What the exercise asks
No images, please. Copy each entry below exactly as it reads.

Provided entries
****************

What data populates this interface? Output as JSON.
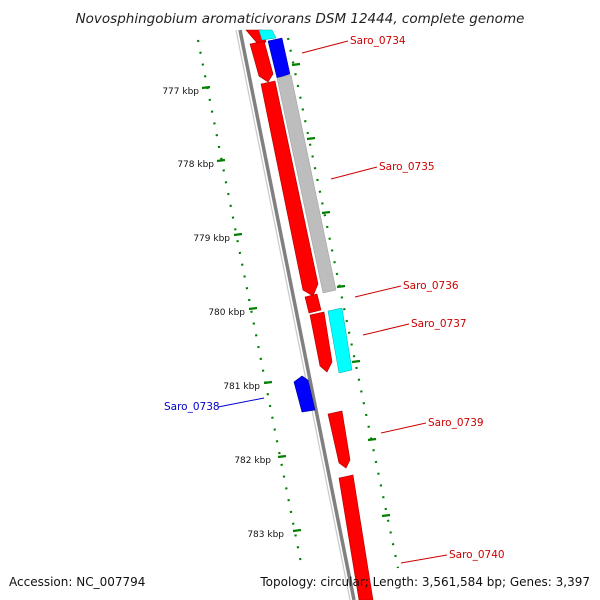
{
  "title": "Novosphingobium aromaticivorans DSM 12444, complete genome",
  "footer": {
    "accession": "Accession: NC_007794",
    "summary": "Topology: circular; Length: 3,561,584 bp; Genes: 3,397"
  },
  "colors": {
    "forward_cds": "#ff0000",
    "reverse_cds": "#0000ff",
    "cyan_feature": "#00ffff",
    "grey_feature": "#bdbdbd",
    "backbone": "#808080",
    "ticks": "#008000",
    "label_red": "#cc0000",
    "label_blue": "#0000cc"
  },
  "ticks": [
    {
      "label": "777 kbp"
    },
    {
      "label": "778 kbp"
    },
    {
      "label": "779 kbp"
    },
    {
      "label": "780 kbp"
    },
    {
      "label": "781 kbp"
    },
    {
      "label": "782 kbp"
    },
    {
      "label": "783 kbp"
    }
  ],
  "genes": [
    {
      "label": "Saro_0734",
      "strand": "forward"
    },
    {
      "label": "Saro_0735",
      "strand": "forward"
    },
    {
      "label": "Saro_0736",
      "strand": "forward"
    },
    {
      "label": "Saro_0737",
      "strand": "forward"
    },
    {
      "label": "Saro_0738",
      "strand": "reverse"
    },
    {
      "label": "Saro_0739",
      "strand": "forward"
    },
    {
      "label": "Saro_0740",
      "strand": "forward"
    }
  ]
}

****************

Exercise response
What data populates this interface? Output as JSON.
{
  "title": "Novosphingobium aromaticivorans DSM 12444, complete genome",
  "footer": {
    "accession": "Accession: NC_007794",
    "summary": "Topology: circular; Length: 3,561,584 bp; Genes: 3,397"
  },
  "colors": {
    "forward_cds": "#ff0000",
    "reverse_cds": "#0000ff",
    "cyan_feature": "#00ffff",
    "grey_feature": "#bdbdbd",
    "backbone": "#808080",
    "ticks": "#008000",
    "label_red": "#cc0000",
    "label_blue": "#0000cc"
  },
  "ticks": [
    {
      "label": "777 kbp"
    },
    {
      "label": "778 kbp"
    },
    {
      "label": "779 kbp"
    },
    {
      "label": "780 kbp"
    },
    {
      "label": "781 kbp"
    },
    {
      "label": "782 kbp"
    },
    {
      "label": "783 kbp"
    }
  ],
  "genes": [
    {
      "label": "Saro_0734",
      "strand": "forward"
    },
    {
      "label": "Saro_0735",
      "strand": "forward"
    },
    {
      "label": "Saro_0736",
      "strand": "forward"
    },
    {
      "label": "Saro_0737",
      "strand": "forward"
    },
    {
      "label": "Saro_0738",
      "strand": "reverse"
    },
    {
      "label": "Saro_0739",
      "strand": "forward"
    },
    {
      "label": "Saro_0740",
      "strand": "forward"
    }
  ]
}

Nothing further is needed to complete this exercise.